### Stated goal
Report back each line of the records that contains the string "plan".

### Records shown

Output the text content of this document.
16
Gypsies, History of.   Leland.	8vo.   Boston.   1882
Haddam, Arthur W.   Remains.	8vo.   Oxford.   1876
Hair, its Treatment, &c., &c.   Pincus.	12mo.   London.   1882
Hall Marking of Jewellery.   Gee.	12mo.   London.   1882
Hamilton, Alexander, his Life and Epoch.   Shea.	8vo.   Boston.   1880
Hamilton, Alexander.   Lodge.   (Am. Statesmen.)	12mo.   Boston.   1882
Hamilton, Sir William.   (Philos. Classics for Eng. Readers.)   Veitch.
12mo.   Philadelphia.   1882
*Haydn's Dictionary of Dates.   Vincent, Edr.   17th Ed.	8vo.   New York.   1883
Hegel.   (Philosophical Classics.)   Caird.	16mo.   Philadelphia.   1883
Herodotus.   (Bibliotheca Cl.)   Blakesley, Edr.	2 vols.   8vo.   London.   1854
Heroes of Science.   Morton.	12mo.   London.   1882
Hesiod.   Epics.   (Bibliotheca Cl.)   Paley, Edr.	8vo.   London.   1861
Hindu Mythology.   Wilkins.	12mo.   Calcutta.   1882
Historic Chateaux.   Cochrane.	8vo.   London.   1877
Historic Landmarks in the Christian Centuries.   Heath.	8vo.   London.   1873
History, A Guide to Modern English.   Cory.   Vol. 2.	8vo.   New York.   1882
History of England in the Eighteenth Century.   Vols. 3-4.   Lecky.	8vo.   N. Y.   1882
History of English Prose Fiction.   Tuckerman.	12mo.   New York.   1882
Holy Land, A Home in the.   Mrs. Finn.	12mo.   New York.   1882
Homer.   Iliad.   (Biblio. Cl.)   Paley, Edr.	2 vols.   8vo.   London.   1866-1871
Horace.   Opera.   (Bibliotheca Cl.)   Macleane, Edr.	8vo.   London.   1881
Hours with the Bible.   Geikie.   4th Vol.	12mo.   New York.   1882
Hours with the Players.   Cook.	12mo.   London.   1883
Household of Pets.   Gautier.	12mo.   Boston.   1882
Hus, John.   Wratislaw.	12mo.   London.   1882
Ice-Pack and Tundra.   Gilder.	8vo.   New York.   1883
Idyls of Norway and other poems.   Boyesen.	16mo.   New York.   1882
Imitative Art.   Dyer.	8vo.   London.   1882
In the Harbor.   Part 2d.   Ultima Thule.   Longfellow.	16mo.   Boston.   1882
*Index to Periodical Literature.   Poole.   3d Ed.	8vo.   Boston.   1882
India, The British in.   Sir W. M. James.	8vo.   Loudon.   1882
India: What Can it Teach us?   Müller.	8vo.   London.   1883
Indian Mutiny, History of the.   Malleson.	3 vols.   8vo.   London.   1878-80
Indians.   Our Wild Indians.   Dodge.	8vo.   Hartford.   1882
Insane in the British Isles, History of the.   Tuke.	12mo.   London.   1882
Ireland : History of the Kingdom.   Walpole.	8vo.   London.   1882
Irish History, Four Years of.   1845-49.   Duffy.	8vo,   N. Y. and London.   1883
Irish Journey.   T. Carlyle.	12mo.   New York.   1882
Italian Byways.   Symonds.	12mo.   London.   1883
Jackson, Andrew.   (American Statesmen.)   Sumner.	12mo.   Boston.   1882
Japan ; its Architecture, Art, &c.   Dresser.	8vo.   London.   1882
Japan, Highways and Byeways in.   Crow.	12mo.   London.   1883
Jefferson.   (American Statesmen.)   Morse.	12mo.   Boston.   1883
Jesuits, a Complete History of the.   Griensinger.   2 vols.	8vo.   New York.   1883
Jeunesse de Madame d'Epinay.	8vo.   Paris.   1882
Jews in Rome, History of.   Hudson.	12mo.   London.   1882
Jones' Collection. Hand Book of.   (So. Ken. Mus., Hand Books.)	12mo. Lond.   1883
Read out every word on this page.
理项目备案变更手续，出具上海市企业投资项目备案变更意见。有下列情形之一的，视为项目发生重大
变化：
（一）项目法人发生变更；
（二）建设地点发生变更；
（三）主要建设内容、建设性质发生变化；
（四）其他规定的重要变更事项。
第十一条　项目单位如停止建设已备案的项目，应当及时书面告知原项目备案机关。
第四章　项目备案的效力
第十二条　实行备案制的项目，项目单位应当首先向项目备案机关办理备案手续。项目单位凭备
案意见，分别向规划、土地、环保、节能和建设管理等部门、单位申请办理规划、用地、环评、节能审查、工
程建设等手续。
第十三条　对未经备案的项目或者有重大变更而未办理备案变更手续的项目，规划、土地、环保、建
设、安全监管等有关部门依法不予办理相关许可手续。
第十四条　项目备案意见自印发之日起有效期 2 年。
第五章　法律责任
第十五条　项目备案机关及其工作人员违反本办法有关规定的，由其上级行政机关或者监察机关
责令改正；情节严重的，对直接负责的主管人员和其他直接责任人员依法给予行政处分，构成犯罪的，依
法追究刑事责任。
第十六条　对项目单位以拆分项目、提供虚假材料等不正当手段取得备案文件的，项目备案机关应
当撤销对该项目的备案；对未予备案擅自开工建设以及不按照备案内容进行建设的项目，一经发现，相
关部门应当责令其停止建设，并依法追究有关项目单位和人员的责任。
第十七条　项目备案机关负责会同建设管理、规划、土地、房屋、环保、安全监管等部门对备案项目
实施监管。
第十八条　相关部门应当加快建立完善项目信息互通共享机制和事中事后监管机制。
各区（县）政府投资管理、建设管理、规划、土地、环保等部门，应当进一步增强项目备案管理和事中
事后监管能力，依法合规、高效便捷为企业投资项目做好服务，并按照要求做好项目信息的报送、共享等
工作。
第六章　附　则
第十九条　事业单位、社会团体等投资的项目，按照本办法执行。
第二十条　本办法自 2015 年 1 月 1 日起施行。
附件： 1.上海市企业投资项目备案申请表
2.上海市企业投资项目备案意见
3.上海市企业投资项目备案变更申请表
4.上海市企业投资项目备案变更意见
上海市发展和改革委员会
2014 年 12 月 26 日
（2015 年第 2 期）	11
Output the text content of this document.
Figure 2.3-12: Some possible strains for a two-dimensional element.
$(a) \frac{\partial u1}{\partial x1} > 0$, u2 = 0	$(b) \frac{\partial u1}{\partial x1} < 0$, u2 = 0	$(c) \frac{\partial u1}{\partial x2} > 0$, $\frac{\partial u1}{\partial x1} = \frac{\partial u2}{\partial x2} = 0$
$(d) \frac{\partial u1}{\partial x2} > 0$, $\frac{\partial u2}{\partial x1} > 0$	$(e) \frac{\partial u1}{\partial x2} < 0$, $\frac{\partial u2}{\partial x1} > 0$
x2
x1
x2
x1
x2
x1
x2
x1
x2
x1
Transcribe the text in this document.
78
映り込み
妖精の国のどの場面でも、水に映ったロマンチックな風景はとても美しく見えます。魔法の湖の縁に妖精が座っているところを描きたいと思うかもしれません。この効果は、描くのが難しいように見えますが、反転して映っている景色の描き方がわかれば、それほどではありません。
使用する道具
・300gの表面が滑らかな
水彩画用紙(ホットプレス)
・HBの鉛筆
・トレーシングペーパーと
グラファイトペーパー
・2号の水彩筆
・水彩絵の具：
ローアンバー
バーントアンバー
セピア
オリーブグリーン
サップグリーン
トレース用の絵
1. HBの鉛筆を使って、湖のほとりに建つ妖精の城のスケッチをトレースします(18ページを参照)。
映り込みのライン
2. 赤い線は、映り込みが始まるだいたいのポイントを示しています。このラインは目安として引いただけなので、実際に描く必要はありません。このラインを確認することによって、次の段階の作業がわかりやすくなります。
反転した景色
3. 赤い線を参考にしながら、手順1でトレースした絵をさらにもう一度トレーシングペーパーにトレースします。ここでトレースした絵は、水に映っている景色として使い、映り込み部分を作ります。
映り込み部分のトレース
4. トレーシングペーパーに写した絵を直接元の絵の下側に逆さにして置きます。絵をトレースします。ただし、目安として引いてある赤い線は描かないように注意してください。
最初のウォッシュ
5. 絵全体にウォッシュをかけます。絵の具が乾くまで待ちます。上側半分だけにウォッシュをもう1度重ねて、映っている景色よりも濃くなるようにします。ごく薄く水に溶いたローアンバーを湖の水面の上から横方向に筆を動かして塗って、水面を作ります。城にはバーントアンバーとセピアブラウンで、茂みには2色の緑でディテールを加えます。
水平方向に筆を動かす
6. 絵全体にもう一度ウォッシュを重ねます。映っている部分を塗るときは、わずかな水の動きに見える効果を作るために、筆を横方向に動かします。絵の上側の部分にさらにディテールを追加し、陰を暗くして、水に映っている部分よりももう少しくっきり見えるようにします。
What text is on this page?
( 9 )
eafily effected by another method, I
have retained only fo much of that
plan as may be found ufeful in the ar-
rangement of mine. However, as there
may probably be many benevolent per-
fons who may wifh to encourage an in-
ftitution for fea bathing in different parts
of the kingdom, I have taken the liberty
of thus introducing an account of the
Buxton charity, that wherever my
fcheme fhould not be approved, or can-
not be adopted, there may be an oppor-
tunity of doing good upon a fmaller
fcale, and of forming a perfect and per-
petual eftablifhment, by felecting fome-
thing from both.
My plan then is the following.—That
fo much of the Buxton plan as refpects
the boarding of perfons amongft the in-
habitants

### Task result
plan as may be found ufeful in the ar-
My plan then is the following.—That
fo much of the Buxton plan as refpects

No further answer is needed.